>> START

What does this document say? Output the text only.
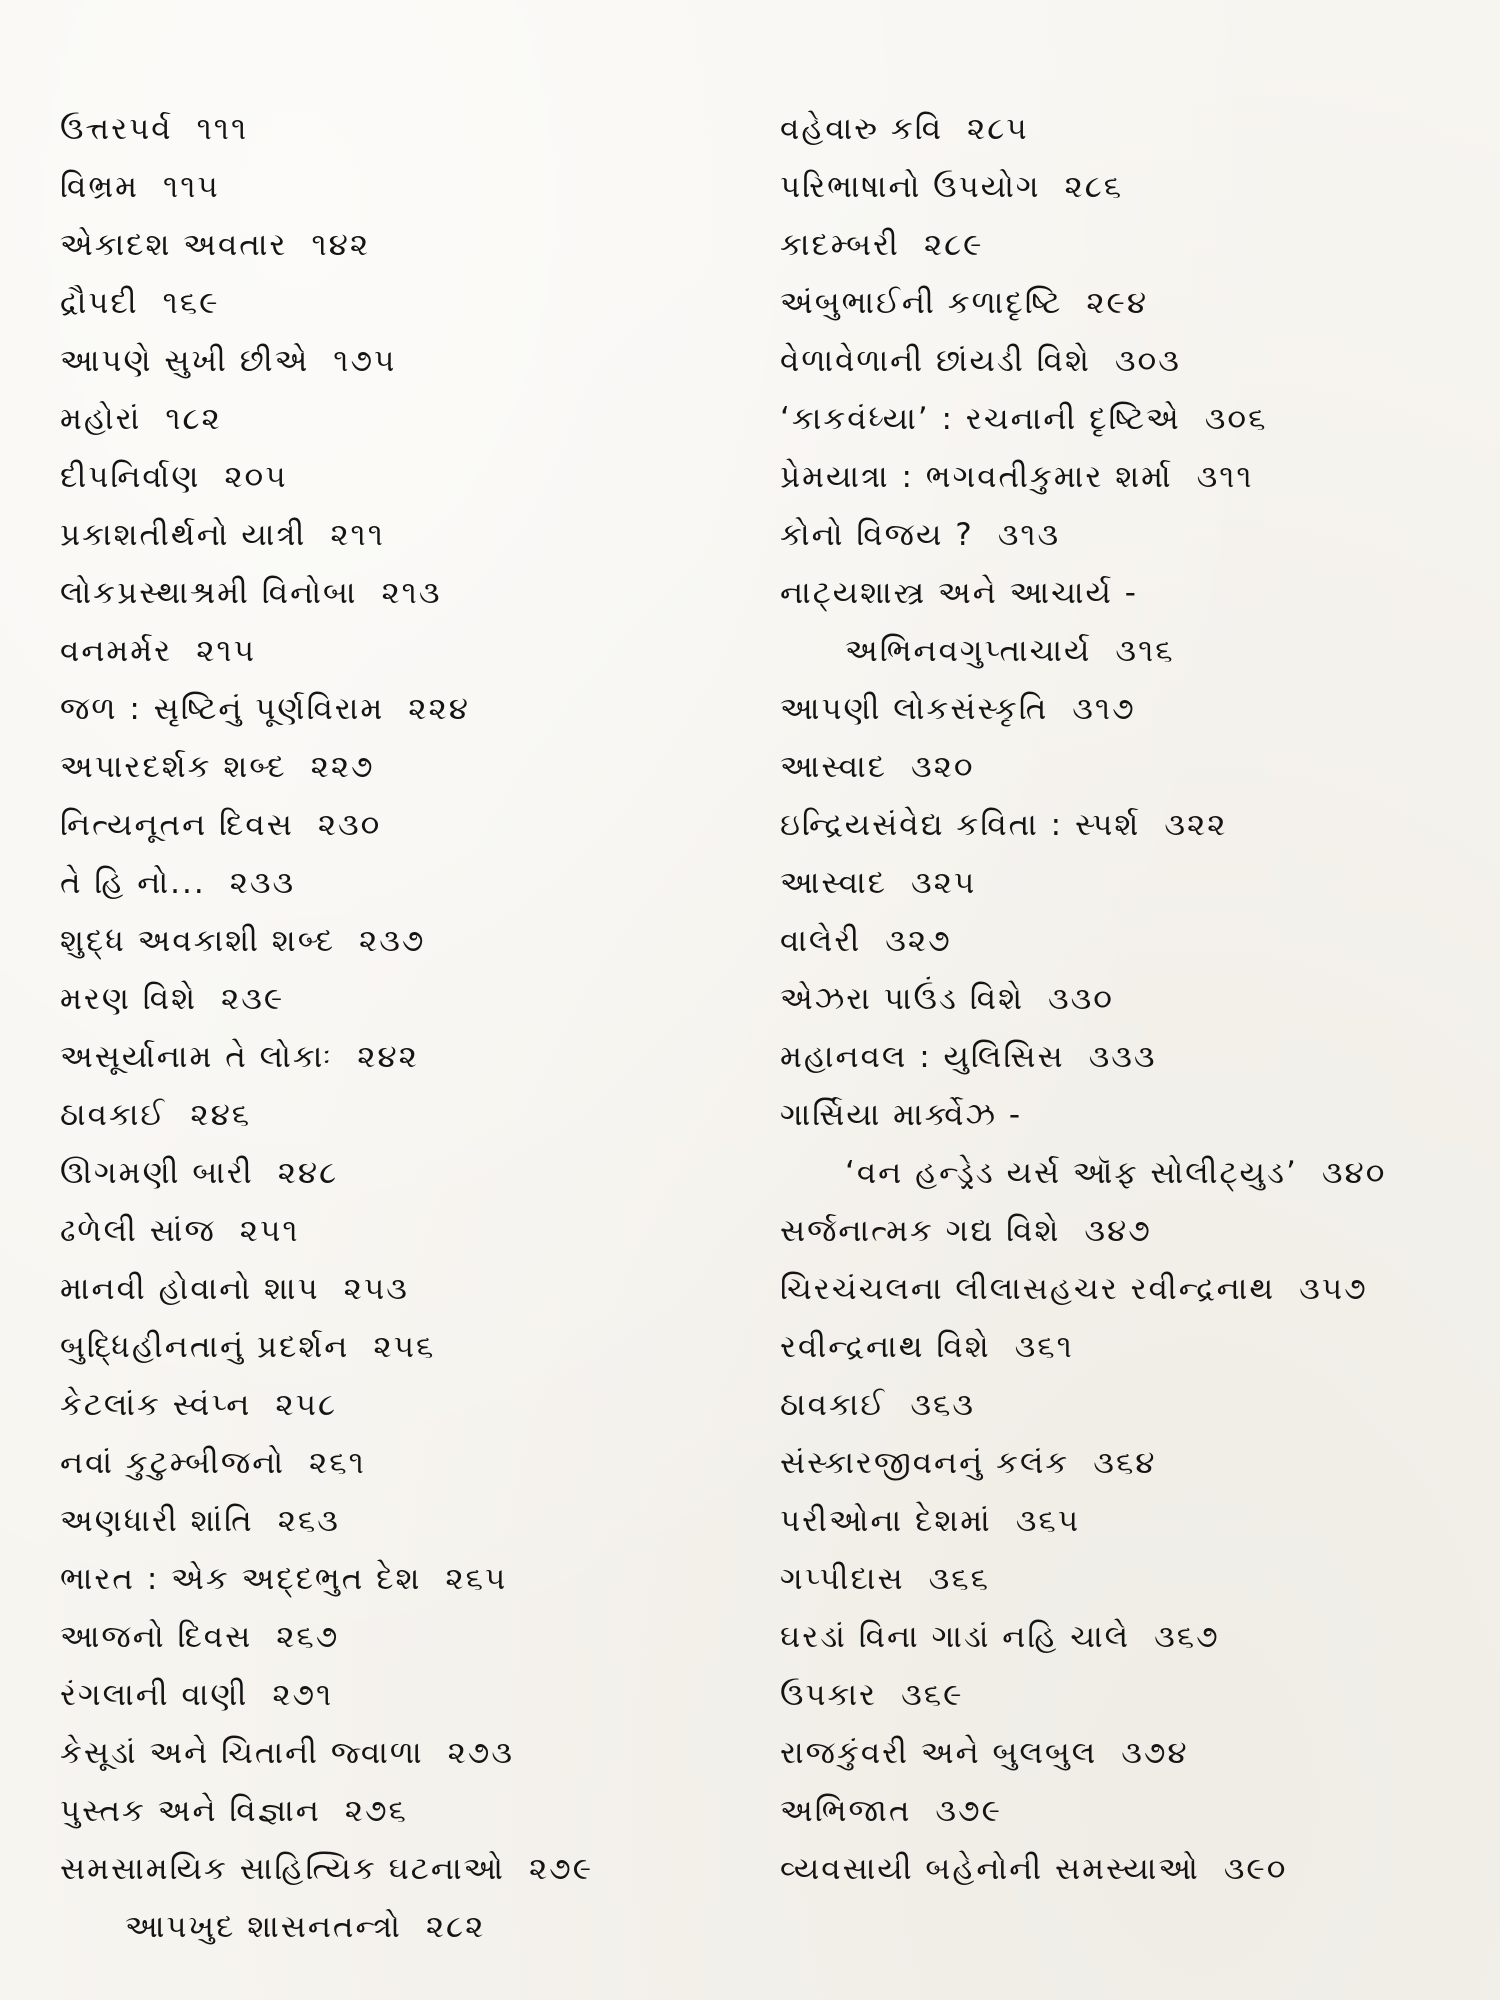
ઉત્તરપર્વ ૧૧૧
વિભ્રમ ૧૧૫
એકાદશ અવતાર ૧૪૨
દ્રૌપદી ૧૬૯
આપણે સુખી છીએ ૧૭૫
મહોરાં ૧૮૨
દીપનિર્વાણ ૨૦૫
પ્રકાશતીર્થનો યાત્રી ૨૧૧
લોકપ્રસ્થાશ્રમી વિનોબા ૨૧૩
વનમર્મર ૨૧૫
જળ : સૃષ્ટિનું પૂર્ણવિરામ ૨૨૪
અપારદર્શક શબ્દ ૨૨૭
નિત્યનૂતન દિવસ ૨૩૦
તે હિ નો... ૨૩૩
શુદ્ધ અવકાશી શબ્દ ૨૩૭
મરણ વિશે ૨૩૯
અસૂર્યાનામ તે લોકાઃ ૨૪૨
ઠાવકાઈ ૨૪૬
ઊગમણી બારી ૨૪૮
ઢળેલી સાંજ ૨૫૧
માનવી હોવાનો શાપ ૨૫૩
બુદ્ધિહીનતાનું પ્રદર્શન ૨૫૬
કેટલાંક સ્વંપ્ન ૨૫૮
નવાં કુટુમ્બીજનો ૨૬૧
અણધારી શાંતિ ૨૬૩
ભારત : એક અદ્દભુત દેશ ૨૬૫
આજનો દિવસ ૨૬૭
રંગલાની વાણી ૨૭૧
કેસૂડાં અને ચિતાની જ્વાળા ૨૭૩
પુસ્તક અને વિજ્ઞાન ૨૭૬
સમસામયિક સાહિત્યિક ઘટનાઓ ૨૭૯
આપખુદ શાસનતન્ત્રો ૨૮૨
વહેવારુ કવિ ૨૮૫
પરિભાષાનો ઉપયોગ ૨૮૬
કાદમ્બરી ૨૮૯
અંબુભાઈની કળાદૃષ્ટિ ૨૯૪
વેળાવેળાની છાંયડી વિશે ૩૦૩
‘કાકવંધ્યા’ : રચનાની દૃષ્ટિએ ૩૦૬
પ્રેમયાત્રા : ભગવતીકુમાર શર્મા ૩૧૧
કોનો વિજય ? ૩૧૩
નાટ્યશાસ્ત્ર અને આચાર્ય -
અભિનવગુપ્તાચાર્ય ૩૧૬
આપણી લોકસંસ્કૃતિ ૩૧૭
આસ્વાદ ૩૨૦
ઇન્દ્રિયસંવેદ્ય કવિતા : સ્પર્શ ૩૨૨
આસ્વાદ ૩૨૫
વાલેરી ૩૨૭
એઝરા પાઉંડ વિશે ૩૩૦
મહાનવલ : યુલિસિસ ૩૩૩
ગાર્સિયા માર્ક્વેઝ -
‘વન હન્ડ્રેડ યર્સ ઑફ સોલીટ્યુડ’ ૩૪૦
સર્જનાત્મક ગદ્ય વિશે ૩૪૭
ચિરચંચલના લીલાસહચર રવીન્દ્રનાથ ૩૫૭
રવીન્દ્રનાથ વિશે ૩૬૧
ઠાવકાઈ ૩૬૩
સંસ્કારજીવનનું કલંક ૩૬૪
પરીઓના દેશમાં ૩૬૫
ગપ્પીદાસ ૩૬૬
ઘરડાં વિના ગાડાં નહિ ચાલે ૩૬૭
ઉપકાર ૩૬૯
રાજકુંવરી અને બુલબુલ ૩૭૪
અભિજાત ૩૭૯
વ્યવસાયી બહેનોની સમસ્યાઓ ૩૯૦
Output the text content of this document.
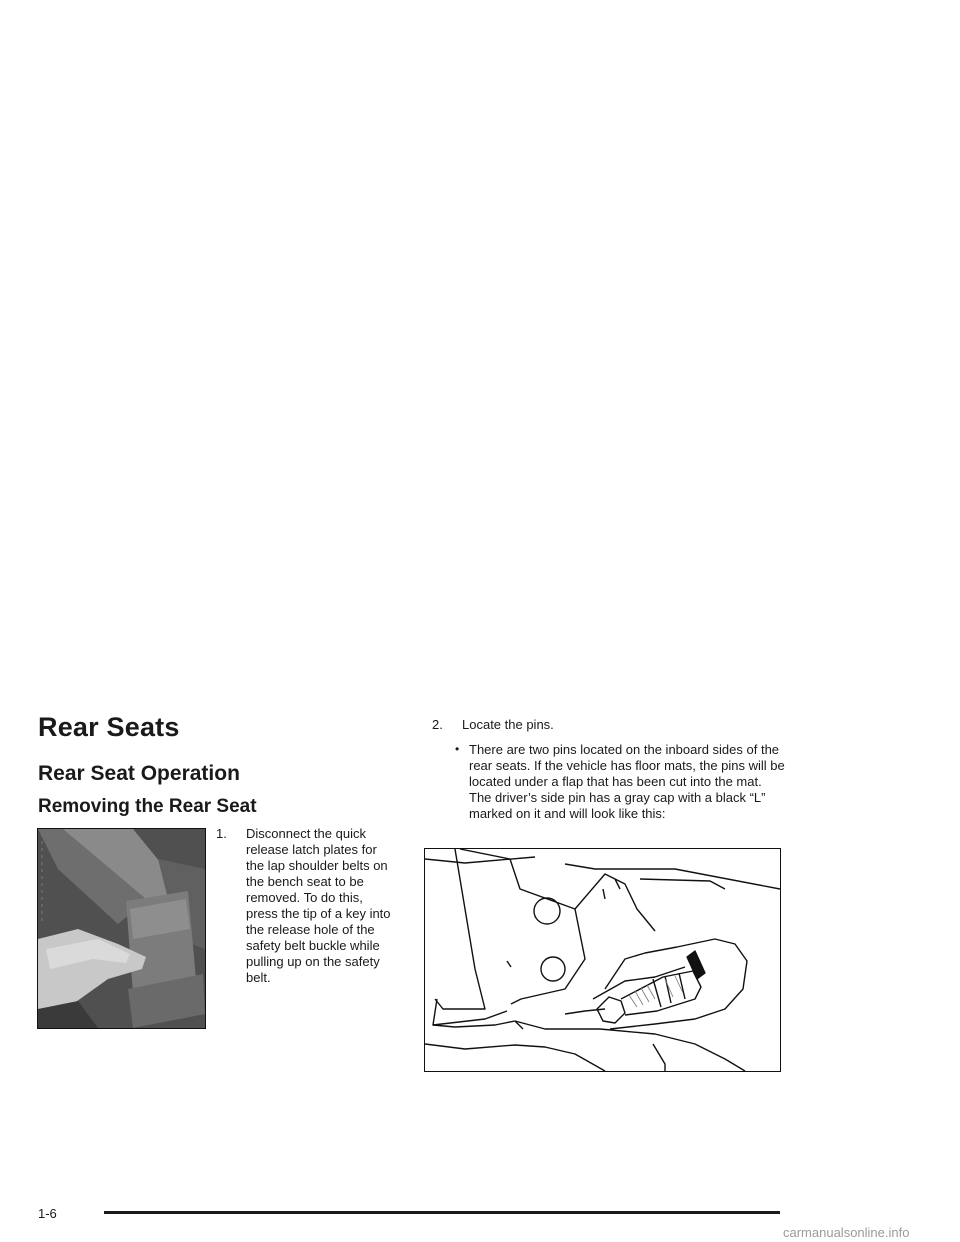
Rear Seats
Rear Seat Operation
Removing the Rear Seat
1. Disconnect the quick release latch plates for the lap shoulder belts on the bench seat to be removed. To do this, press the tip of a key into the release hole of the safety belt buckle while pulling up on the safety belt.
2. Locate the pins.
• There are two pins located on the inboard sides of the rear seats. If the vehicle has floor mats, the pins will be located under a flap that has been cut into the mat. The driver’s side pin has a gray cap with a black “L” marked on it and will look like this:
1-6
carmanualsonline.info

>> END

• What is asked
Quote the data above in full, leaving out the pictures it holds.

• Solution to the exercise
What does this document say? Output the text only.
ઉત્તરપર્વ ૧૧૧
વિભ્રમ ૧૧૫
એકાદશ અવતાર ૧૪૨
દ્રૌપદી ૧૬૯
આપણે સુખી છીએ ૧૭૫
મહોરાં ૧૮૨
દીપનિર્વાણ ૨૦૫
પ્રકાશતીર્થનો યાત્રી ૨૧૧
લોકપ્રસ્થાશ્રમી વિનોબા ૨૧૩
વનમર્મર ૨૧૫
જળ : સૃષ્ટિનું પૂર્ણવિરામ ૨૨૪
અપારદર્શક શબ્દ ૨૨૭
નિત્યનૂતન દિવસ ૨૩૦
તે હિ નો... ૨૩૩
શુદ્ધ અવકાશી શબ્દ ૨૩૭
મરણ વિશે ૨૩૯
અસૂર્યાનામ તે લોકાઃ ૨૪૨
ઠાવકાઈ ૨૪૬
ઊગમણી બારી ૨૪૮
ઢળેલી સાંજ ૨૫૧
માનવી હોવાનો શાપ ૨૫૩
બુદ્ધિહીનતાનું પ્રદર્શન ૨૫૬
કેટલાંક સ્વંપ્ન ૨૫૮
નવાં કુટુમ્બીજનો ૨૬૧
અણધારી શાંતિ ૨૬૩
ભારત : એક અદ્દભુત દેશ ૨૬૫
આજનો દિવસ ૨૬૭
રંગલાની વાણી ૨૭૧
કેસૂડાં અને ચિતાની જ્વાળા ૨૭૩
પુસ્તક અને વિજ્ઞાન ૨૭૬
સમસામયિક સાહિત્યિક ઘટનાઓ ૨૭૯
આપખુદ શાસનતન્ત્રો ૨૮૨
વહેવારુ કવિ ૨૮૫
પરિભાષાનો ઉપયોગ ૨૮૬
કાદમ્બરી ૨૮૯
અંબુભાઈની કળાદૃષ્ટિ ૨૯૪
વેળાવેળાની છાંયડી વિશે ૩૦૩
‘કાકવંધ્યા’ : રચનાની દૃષ્ટિએ ૩૦૬
પ્રેમયાત્રા : ભગવતીકુમાર શર્મા ૩૧૧
કોનો વિજય ? ૩૧૩
નાટ્યશાસ્ત્ર અને આચાર્ય -
અભિનવગુપ્તાચાર્ય ૩૧૬
આપણી લોકસંસ્કૃતિ ૩૧૭
આસ્વાદ ૩૨૦
ઇન્દ્રિયસંવેદ્ય કવિતા : સ્પર્શ ૩૨૨
આસ્વાદ ૩૨૫
વાલેરી ૩૨૭
એઝરા પાઉંડ વિશે ૩૩૦
મહાનવલ : યુલિસિસ ૩૩૩
ગાર્સિયા માર્ક્વેઝ -
‘વન હન્ડ્રેડ યર્સ ઑફ સોલીટ્યુડ’ ૩૪૦
સર્જનાત્મક ગદ્ય વિશે ૩૪૭
ચિરચંચલના લીલાસહચર રવીન્દ્રનાથ ૩૫૭
રવીન્દ્રનાથ વિશે ૩૬૧
ઠાવકાઈ ૩૬૩
સંસ્કારજીવનનું કલંક ૩૬૪
પરીઓના દેશમાં ૩૬૫
ગપ્પીદાસ ૩૬૬
ઘરડાં વિના ગાડાં નહિ ચાલે ૩૬૭
ઉપકાર ૩૬૯
રાજકુંવરી અને બુલબુલ ૩૭૪
અભિજાત ૩૭૯
વ્યવસાયી બહેનોની સમસ્યાઓ ૩૯૦
Output the text content of this document.
Rear Seats
Rear Seat Operation
Removing the Rear Seat
1. Disconnect the quick release latch plates for the lap shoulder belts on the bench seat to be removed. To do this, press the tip of a key into the release hole of the safety belt buckle while pulling up on the safety belt.
2. Locate the pins.
• There are two pins located on the inboard sides of the rear seats. If the vehicle has floor mats, the pins will be located under a flap that has been cut into the mat. The driver’s side pin has a gray cap with a black “L” marked on it and will look like this:
1-6
carmanualsonline.info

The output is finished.